## [Dataset listings of figures]
--- START ---

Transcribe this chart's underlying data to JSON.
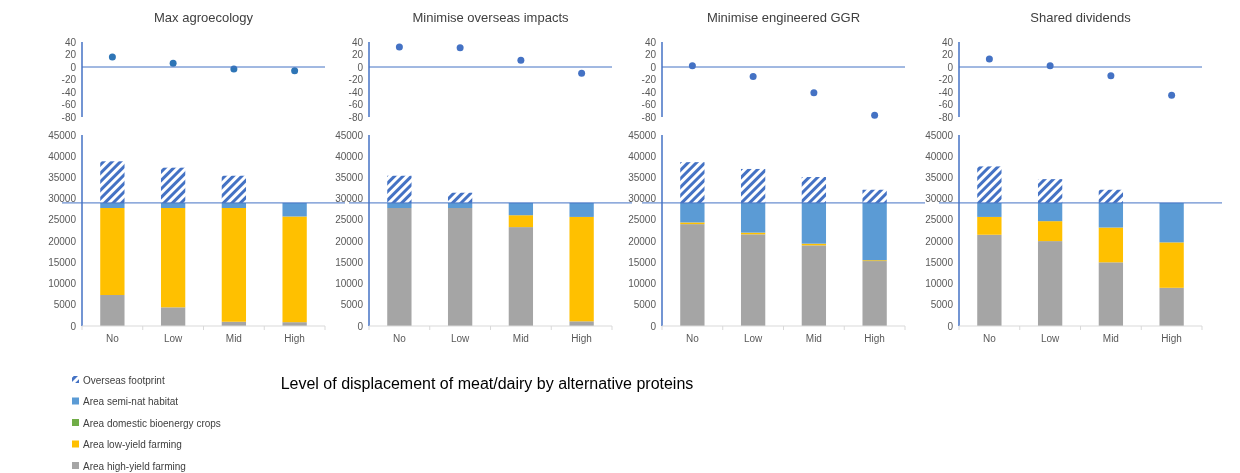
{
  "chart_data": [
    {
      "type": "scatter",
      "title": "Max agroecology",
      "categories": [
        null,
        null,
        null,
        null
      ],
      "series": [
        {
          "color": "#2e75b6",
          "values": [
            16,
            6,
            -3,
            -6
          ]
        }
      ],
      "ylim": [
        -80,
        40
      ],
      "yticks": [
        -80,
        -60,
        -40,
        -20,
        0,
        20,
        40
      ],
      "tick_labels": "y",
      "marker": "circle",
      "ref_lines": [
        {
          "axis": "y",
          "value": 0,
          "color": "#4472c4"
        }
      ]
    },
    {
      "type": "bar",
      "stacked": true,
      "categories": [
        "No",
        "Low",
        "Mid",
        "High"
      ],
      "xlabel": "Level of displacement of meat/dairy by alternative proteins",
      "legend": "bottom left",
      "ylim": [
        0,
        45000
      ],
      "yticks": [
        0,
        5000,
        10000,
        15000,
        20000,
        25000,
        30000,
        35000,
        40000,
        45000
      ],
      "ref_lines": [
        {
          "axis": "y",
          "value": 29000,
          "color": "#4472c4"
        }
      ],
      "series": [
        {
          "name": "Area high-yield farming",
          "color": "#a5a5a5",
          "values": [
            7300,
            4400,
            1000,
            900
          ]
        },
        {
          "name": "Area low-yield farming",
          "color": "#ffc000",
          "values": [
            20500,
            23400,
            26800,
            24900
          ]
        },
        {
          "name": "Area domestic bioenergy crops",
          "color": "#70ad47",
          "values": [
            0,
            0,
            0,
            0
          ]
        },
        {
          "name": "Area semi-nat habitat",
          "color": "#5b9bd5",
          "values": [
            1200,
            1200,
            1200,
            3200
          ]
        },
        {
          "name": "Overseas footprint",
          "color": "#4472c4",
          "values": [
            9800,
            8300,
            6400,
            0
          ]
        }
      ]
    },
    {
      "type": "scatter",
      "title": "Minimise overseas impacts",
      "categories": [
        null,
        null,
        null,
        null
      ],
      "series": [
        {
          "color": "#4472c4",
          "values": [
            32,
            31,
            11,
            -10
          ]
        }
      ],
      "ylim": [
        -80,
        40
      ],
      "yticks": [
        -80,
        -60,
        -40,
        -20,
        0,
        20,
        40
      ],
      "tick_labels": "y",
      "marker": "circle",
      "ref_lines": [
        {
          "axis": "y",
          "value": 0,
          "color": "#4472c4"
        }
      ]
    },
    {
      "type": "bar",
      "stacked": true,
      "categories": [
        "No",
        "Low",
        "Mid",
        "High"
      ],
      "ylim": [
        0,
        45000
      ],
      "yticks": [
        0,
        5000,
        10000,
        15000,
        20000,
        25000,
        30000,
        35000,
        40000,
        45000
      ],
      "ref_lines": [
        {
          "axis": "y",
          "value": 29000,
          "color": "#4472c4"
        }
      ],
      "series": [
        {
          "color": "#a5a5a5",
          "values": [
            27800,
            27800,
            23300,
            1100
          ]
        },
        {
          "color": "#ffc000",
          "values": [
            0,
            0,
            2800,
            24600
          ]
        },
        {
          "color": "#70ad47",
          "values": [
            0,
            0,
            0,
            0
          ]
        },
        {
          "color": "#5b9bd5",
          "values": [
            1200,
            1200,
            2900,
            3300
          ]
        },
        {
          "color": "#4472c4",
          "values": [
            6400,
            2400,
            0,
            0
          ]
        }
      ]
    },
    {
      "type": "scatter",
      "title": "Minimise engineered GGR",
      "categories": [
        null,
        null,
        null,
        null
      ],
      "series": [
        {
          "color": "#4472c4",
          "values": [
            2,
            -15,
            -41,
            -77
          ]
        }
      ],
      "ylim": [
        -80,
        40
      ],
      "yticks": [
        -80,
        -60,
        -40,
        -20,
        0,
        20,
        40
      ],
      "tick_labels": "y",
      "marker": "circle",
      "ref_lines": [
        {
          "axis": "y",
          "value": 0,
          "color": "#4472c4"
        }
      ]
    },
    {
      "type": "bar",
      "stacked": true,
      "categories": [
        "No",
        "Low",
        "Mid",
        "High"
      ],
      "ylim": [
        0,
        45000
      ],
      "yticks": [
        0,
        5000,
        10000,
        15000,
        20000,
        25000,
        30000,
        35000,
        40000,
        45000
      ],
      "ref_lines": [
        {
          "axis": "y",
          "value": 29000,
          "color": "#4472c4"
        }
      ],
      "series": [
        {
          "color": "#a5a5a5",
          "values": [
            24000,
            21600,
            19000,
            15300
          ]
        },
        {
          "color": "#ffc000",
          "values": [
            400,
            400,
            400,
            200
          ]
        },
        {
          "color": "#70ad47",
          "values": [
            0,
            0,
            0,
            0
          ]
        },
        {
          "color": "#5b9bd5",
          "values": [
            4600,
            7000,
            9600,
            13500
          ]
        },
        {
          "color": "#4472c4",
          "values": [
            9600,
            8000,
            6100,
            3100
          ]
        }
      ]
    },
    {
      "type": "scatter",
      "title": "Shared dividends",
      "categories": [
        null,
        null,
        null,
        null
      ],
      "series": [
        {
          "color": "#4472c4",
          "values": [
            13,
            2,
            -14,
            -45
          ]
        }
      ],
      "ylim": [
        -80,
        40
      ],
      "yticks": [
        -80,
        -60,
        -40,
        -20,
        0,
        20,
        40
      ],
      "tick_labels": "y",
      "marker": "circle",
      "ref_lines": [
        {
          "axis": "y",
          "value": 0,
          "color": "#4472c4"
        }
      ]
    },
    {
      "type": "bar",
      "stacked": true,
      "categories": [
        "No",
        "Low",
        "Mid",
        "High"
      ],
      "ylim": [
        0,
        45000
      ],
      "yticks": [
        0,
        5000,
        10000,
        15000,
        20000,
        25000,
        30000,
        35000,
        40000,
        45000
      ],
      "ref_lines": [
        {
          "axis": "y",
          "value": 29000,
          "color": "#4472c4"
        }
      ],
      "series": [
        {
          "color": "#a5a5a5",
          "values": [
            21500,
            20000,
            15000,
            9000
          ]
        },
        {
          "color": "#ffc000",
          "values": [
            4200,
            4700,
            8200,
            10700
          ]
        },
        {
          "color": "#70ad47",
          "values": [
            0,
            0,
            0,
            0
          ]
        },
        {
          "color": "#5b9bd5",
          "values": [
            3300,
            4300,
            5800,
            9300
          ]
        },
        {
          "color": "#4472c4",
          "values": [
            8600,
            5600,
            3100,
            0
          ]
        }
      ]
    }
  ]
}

--- END ---
--- START ---

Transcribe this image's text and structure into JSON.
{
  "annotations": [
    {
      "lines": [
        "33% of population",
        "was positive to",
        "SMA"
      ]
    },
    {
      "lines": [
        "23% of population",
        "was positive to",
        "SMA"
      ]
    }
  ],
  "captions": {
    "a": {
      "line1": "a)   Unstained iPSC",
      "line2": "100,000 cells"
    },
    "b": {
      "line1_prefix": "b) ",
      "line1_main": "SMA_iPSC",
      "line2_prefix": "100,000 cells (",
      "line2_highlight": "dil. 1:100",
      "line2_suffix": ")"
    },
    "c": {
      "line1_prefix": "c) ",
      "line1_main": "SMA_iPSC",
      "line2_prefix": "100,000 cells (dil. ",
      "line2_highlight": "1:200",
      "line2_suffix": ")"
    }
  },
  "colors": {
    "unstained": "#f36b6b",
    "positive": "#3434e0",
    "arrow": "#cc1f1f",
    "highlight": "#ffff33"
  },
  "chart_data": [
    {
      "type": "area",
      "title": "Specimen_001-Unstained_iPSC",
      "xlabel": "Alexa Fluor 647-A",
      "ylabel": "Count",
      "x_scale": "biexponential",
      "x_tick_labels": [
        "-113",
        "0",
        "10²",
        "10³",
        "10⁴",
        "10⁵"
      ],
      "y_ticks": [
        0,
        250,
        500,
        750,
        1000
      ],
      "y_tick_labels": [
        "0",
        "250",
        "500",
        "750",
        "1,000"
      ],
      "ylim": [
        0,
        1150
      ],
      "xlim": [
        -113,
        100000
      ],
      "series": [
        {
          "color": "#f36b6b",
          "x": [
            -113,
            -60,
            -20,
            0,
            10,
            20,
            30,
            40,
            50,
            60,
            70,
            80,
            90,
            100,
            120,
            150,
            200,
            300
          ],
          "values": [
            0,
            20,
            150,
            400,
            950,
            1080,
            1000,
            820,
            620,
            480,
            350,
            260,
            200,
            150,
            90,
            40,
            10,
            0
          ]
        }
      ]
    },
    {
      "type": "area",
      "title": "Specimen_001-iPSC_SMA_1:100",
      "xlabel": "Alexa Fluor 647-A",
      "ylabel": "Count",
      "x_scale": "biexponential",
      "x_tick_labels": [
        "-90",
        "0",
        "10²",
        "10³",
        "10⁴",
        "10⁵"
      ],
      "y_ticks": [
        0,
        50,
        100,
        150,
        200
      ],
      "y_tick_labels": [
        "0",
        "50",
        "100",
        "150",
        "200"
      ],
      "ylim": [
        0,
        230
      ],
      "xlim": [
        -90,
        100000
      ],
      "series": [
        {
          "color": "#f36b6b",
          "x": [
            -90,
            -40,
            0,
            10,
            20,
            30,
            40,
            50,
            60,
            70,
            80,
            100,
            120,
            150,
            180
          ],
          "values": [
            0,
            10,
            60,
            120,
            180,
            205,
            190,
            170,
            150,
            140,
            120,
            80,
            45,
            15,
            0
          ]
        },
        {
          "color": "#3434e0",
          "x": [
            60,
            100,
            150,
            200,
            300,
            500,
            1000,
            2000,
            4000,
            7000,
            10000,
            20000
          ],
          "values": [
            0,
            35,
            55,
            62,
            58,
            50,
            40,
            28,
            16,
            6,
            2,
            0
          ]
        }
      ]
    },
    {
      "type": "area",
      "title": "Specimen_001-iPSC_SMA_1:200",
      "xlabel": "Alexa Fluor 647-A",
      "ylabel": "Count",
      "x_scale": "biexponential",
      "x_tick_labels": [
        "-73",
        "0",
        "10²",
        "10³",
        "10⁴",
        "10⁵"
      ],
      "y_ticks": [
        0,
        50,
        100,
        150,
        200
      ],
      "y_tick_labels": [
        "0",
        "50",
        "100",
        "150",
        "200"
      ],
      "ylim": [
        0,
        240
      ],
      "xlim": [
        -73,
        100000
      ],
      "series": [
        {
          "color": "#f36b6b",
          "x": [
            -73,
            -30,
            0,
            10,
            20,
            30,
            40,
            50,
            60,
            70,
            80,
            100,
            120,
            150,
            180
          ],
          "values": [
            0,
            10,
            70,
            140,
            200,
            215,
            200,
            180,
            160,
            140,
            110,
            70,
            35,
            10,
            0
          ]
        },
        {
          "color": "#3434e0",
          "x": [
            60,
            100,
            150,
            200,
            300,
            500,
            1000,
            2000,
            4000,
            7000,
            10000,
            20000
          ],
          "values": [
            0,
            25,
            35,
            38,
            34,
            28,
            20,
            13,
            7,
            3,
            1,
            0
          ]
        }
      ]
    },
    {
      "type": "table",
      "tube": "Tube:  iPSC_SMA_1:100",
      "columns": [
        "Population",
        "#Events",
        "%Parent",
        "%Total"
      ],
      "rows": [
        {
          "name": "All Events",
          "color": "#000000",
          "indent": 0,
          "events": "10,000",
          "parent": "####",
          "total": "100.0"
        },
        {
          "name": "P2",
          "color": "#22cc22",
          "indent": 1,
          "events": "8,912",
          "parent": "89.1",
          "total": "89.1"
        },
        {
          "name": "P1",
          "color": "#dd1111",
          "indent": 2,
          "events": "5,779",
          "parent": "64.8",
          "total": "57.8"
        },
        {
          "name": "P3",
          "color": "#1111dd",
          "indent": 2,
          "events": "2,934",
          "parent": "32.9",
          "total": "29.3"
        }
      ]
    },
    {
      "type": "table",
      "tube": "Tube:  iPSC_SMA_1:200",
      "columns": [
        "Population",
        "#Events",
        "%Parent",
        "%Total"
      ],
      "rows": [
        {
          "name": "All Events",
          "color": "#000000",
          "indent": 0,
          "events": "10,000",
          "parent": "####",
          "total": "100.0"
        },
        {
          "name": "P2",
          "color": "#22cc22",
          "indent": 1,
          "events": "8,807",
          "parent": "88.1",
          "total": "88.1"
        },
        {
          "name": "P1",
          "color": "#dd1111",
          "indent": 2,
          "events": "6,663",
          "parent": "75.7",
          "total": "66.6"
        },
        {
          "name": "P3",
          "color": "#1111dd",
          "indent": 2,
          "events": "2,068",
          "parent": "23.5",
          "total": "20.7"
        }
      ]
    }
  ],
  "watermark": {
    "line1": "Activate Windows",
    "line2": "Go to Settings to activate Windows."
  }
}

--- END ---

## [Work instruction]
How many of the lines above include the word "title"? State that number and nothing else.

## [Result]
7